══ Input records ══
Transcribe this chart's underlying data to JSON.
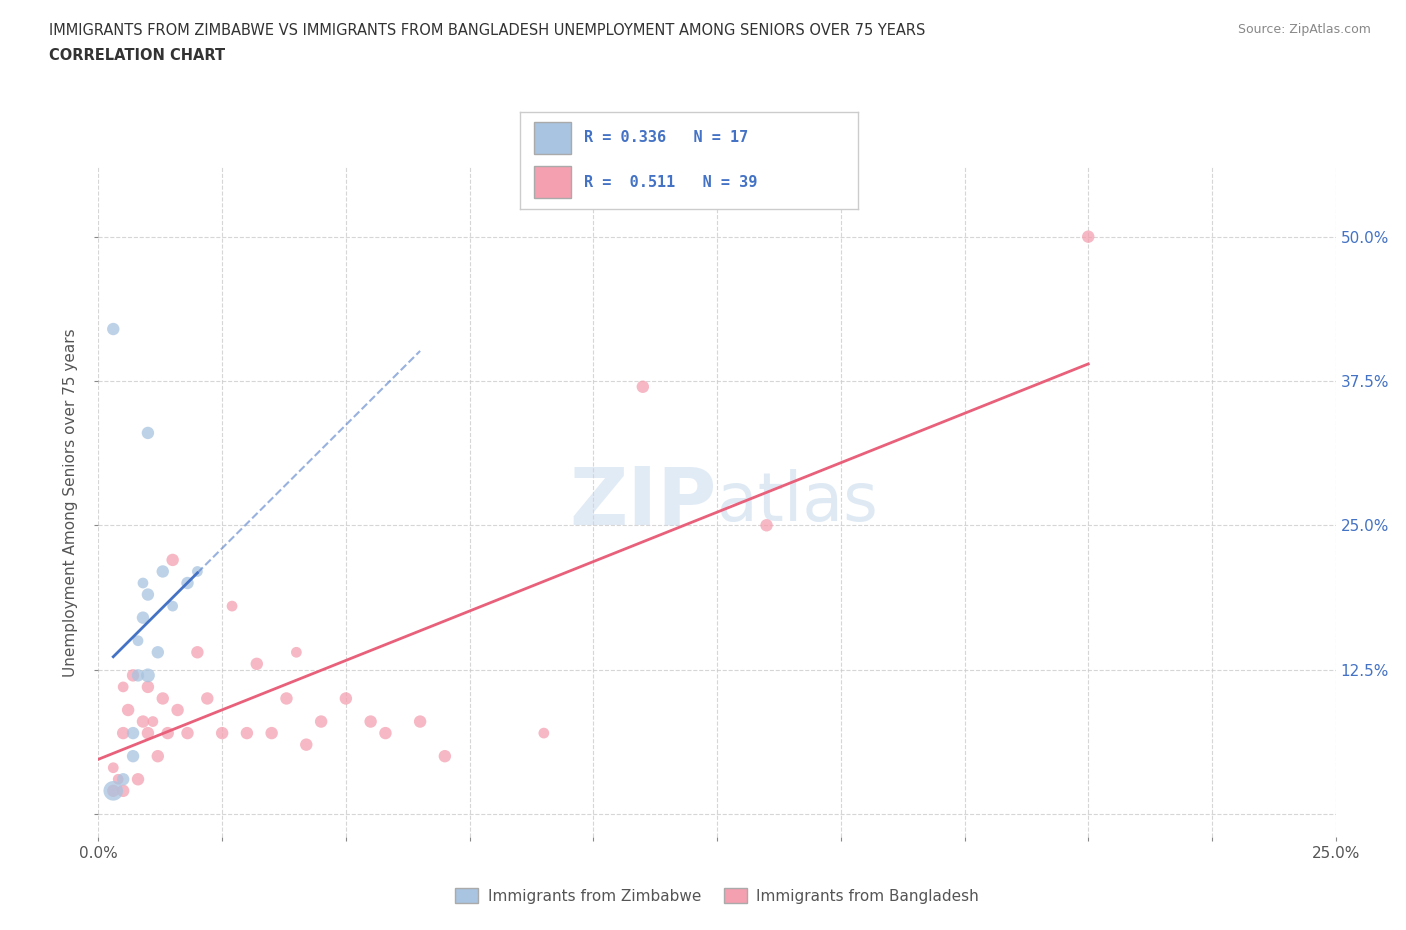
{
  "title_line1": "IMMIGRANTS FROM ZIMBABWE VS IMMIGRANTS FROM BANGLADESH UNEMPLOYMENT AMONG SENIORS OVER 75 YEARS",
  "title_line2": "CORRELATION CHART",
  "source": "Source: ZipAtlas.com",
  "ylabel": "Unemployment Among Seniors over 75 years",
  "xlim": [
    0.0,
    0.25
  ],
  "ylim": [
    -0.02,
    0.56
  ],
  "x_ticks": [
    0.0,
    0.025,
    0.05,
    0.075,
    0.1,
    0.125,
    0.15,
    0.175,
    0.2,
    0.225,
    0.25
  ],
  "y_ticks": [
    0.0,
    0.125,
    0.25,
    0.375,
    0.5
  ],
  "r_zimbabwe": 0.336,
  "n_zimbabwe": 17,
  "r_bangladesh": 0.511,
  "n_bangladesh": 39,
  "color_zimbabwe": "#a8c4e0",
  "color_bangladesh": "#f4a0b0",
  "color_zimbabwe_line": "#4472c4",
  "color_bangladesh_line": "#e8607a",
  "color_label_blue": "#4472c4",
  "watermark": "ZIPatlas",
  "zimbabwe_x": [
    0.003,
    0.005,
    0.007,
    0.007,
    0.008,
    0.008,
    0.009,
    0.009,
    0.01,
    0.01,
    0.012,
    0.013,
    0.015,
    0.018,
    0.02,
    0.01,
    0.003
  ],
  "zimbabwe_y": [
    0.02,
    0.03,
    0.05,
    0.07,
    0.12,
    0.15,
    0.17,
    0.2,
    0.12,
    0.19,
    0.14,
    0.21,
    0.18,
    0.2,
    0.21,
    0.33,
    0.42
  ],
  "zimbabwe_size": [
    200,
    80,
    80,
    80,
    80,
    60,
    80,
    60,
    100,
    80,
    80,
    80,
    60,
    80,
    60,
    80,
    80
  ],
  "bangladesh_x": [
    0.003,
    0.003,
    0.004,
    0.005,
    0.005,
    0.005,
    0.006,
    0.007,
    0.008,
    0.009,
    0.01,
    0.01,
    0.011,
    0.012,
    0.013,
    0.014,
    0.015,
    0.016,
    0.018,
    0.02,
    0.022,
    0.025,
    0.027,
    0.03,
    0.032,
    0.035,
    0.038,
    0.04,
    0.042,
    0.045,
    0.05,
    0.055,
    0.058,
    0.065,
    0.07,
    0.09,
    0.11,
    0.135,
    0.2
  ],
  "bangladesh_y": [
    0.02,
    0.04,
    0.03,
    0.07,
    0.11,
    0.02,
    0.09,
    0.12,
    0.03,
    0.08,
    0.11,
    0.07,
    0.08,
    0.05,
    0.1,
    0.07,
    0.22,
    0.09,
    0.07,
    0.14,
    0.1,
    0.07,
    0.18,
    0.07,
    0.13,
    0.07,
    0.1,
    0.14,
    0.06,
    0.08,
    0.1,
    0.08,
    0.07,
    0.08,
    0.05,
    0.07,
    0.37,
    0.25,
    0.5
  ],
  "bangladesh_size": [
    80,
    60,
    60,
    80,
    60,
    80,
    80,
    80,
    80,
    80,
    80,
    80,
    60,
    80,
    80,
    80,
    80,
    80,
    80,
    80,
    80,
    80,
    60,
    80,
    80,
    80,
    80,
    60,
    80,
    80,
    80,
    80,
    80,
    80,
    80,
    60,
    80,
    80,
    80
  ]
}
═══
Your task: Leave the pictures out and print the records above exactly as they stand.

Answer to the problem:
Transcribe this chart's underlying data to JSON.
{
  "title_line1": "IMMIGRANTS FROM ZIMBABWE VS IMMIGRANTS FROM BANGLADESH UNEMPLOYMENT AMONG SENIORS OVER 75 YEARS",
  "title_line2": "CORRELATION CHART",
  "source": "Source: ZipAtlas.com",
  "ylabel": "Unemployment Among Seniors over 75 years",
  "xlim": [
    0.0,
    0.25
  ],
  "ylim": [
    -0.02,
    0.56
  ],
  "x_ticks": [
    0.0,
    0.025,
    0.05,
    0.075,
    0.1,
    0.125,
    0.15,
    0.175,
    0.2,
    0.225,
    0.25
  ],
  "y_ticks": [
    0.0,
    0.125,
    0.25,
    0.375,
    0.5
  ],
  "r_zimbabwe": 0.336,
  "n_zimbabwe": 17,
  "r_bangladesh": 0.511,
  "n_bangladesh": 39,
  "color_zimbabwe": "#a8c4e0",
  "color_bangladesh": "#f4a0b0",
  "color_zimbabwe_line": "#4472c4",
  "color_bangladesh_line": "#e8607a",
  "color_label_blue": "#4472c4",
  "watermark": "ZIPatlas",
  "zimbabwe_x": [
    0.003,
    0.005,
    0.007,
    0.007,
    0.008,
    0.008,
    0.009,
    0.009,
    0.01,
    0.01,
    0.012,
    0.013,
    0.015,
    0.018,
    0.02,
    0.01,
    0.003
  ],
  "zimbabwe_y": [
    0.02,
    0.03,
    0.05,
    0.07,
    0.12,
    0.15,
    0.17,
    0.2,
    0.12,
    0.19,
    0.14,
    0.21,
    0.18,
    0.2,
    0.21,
    0.33,
    0.42
  ],
  "zimbabwe_size": [
    200,
    80,
    80,
    80,
    80,
    60,
    80,
    60,
    100,
    80,
    80,
    80,
    60,
    80,
    60,
    80,
    80
  ],
  "bangladesh_x": [
    0.003,
    0.003,
    0.004,
    0.005,
    0.005,
    0.005,
    0.006,
    0.007,
    0.008,
    0.009,
    0.01,
    0.01,
    0.011,
    0.012,
    0.013,
    0.014,
    0.015,
    0.016,
    0.018,
    0.02,
    0.022,
    0.025,
    0.027,
    0.03,
    0.032,
    0.035,
    0.038,
    0.04,
    0.042,
    0.045,
    0.05,
    0.055,
    0.058,
    0.065,
    0.07,
    0.09,
    0.11,
    0.135,
    0.2
  ],
  "bangladesh_y": [
    0.02,
    0.04,
    0.03,
    0.07,
    0.11,
    0.02,
    0.09,
    0.12,
    0.03,
    0.08,
    0.11,
    0.07,
    0.08,
    0.05,
    0.1,
    0.07,
    0.22,
    0.09,
    0.07,
    0.14,
    0.1,
    0.07,
    0.18,
    0.07,
    0.13,
    0.07,
    0.1,
    0.14,
    0.06,
    0.08,
    0.1,
    0.08,
    0.07,
    0.08,
    0.05,
    0.07,
    0.37,
    0.25,
    0.5
  ],
  "bangladesh_size": [
    80,
    60,
    60,
    80,
    60,
    80,
    80,
    80,
    80,
    80,
    80,
    80,
    60,
    80,
    80,
    80,
    80,
    80,
    80,
    80,
    80,
    80,
    60,
    80,
    80,
    80,
    80,
    60,
    80,
    80,
    80,
    80,
    80,
    80,
    80,
    60,
    80,
    80,
    80
  ]
}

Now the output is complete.